__The problem__
What follows are records. Restate all of them word for word.

__Supplied entries__
====

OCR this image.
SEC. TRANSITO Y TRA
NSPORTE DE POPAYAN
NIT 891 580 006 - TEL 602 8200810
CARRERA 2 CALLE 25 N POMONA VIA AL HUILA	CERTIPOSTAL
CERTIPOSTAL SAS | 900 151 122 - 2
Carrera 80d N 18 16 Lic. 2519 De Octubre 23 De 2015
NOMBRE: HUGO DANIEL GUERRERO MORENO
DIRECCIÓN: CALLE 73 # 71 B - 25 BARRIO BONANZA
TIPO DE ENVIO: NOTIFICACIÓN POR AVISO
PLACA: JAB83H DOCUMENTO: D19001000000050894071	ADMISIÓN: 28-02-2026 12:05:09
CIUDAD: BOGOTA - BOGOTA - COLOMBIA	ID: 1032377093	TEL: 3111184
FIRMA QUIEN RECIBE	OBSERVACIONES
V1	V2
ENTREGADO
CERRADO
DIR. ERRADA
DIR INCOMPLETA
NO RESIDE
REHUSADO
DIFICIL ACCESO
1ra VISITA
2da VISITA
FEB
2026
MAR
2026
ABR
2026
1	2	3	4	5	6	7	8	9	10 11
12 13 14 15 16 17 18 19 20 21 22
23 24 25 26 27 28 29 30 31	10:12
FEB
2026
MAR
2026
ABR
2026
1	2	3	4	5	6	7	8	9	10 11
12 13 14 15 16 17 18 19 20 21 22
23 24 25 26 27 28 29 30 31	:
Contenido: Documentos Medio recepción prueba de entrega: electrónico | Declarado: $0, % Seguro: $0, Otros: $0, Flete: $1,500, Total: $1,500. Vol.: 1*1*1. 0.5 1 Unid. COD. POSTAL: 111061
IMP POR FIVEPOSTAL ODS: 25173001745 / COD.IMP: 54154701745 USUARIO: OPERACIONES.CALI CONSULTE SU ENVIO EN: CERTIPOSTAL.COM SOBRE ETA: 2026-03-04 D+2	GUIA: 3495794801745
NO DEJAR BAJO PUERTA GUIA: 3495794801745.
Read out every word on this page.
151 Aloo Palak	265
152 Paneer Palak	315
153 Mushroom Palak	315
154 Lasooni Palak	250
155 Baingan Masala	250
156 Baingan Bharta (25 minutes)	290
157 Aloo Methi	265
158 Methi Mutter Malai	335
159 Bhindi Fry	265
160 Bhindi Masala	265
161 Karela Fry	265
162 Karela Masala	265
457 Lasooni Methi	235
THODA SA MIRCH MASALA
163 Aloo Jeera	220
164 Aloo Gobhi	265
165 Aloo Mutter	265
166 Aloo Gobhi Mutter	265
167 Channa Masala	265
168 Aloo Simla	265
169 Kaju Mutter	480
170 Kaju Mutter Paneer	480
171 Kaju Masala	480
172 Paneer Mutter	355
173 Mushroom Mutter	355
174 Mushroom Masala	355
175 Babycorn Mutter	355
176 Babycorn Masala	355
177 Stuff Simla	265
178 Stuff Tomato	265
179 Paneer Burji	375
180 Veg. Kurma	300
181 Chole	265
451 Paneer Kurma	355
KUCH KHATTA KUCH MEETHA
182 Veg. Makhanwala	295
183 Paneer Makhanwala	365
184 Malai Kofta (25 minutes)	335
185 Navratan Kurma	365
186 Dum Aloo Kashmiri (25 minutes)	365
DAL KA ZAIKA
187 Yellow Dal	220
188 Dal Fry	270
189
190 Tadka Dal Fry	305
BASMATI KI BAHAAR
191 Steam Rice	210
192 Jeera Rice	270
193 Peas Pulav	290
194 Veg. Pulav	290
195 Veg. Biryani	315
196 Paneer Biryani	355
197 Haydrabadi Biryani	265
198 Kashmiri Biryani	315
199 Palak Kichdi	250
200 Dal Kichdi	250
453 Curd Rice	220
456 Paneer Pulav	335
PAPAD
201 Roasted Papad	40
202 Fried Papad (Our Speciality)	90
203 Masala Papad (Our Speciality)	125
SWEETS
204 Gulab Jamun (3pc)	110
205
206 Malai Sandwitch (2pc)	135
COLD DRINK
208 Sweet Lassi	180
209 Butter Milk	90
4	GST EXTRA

====

__Result of this exercise__
OCR this image.
SEC. TRANSITO Y TRA
NSPORTE DE POPAYAN
NIT 891 580 006 - TEL 602 8200810
CARRERA 2 CALLE 25 N POMONA VIA AL HUILA	CERTIPOSTAL
CERTIPOSTAL SAS | 900 151 122 - 2
Carrera 80d N 18 16 Lic. 2519 De Octubre 23 De 2015
NOMBRE: HUGO DANIEL GUERRERO MORENO
DIRECCIÓN: CALLE 73 # 71 B - 25 BARRIO BONANZA
TIPO DE ENVIO: NOTIFICACIÓN POR AVISO
PLACA: JAB83H DOCUMENTO: D19001000000050894071	ADMISIÓN: 28-02-2026 12:05:09
CIUDAD: BOGOTA - BOGOTA - COLOMBIA	ID: 1032377093	TEL: 3111184
FIRMA QUIEN RECIBE	OBSERVACIONES
V1	V2
ENTREGADO
CERRADO
DIR. ERRADA
DIR INCOMPLETA
NO RESIDE
REHUSADO
DIFICIL ACCESO
1ra VISITA
2da VISITA
FEB
2026
MAR
2026
ABR
2026
1	2	3	4	5	6	7	8	9	10 11
12 13 14 15 16 17 18 19 20 21 22
23 24 25 26 27 28 29 30 31	10:12
FEB
2026
MAR
2026
ABR
2026
1	2	3	4	5	6	7	8	9	10 11
12 13 14 15 16 17 18 19 20 21 22
23 24 25 26 27 28 29 30 31	:
Contenido: Documentos Medio recepción prueba de entrega: electrónico | Declarado: $0, % Seguro: $0, Otros: $0, Flete: $1,500, Total: $1,500. Vol.: 1*1*1. 0.5 1 Unid. COD. POSTAL: 111061
IMP POR FIVEPOSTAL ODS: 25173001745 / COD.IMP: 54154701745 USUARIO: OPERACIONES.CALI CONSULTE SU ENVIO EN: CERTIPOSTAL.COM SOBRE ETA: 2026-03-04 D+2	GUIA: 3495794801745
NO DEJAR BAJO PUERTA GUIA: 3495794801745.
Read out every word on this page.
151 Aloo Palak	265
152 Paneer Palak	315
153 Mushroom Palak	315
154 Lasooni Palak	250
155 Baingan Masala	250
156 Baingan Bharta (25 minutes)	290
157 Aloo Methi	265
158 Methi Mutter Malai	335
159 Bhindi Fry	265
160 Bhindi Masala	265
161 Karela Fry	265
162 Karela Masala	265
457 Lasooni Methi	235
THODA SA MIRCH MASALA
163 Aloo Jeera	220
164 Aloo Gobhi	265
165 Aloo Mutter	265
166 Aloo Gobhi Mutter	265
167 Channa Masala	265
168 Aloo Simla	265
169 Kaju Mutter	480
170 Kaju Mutter Paneer	480
171 Kaju Masala	480
172 Paneer Mutter	355
173 Mushroom Mutter	355
174 Mushroom Masala	355
175 Babycorn Mutter	355
176 Babycorn Masala	355
177 Stuff Simla	265
178 Stuff Tomato	265
179 Paneer Burji	375
180 Veg. Kurma	300
181 Chole	265
451 Paneer Kurma	355
KUCH KHATTA KUCH MEETHA
182 Veg. Makhanwala	295
183 Paneer Makhanwala	365
184 Malai Kofta (25 minutes)	335
185 Navratan Kurma	365
186 Dum Aloo Kashmiri (25 minutes)	365
DAL KA ZAIKA
187 Yellow Dal	220
188 Dal Fry	270
189
190 Tadka Dal Fry	305
BASMATI KI BAHAAR
191 Steam Rice	210
192 Jeera Rice	270
193 Peas Pulav	290
194 Veg. Pulav	290
195 Veg. Biryani	315
196 Paneer Biryani	355
197 Haydrabadi Biryani	265
198 Kashmiri Biryani	315
199 Palak Kichdi	250
200 Dal Kichdi	250
453 Curd Rice	220
456 Paneer Pulav	335
PAPAD
201 Roasted Papad	40
202 Fried Papad (Our Speciality)	90
203 Masala Papad (Our Speciality)	125
SWEETS
204 Gulab Jamun (3pc)	110
205
206 Malai Sandwitch (2pc)	135
COLD DRINK
208 Sweet Lassi	180
209 Butter Milk	90
4	GST EXTRA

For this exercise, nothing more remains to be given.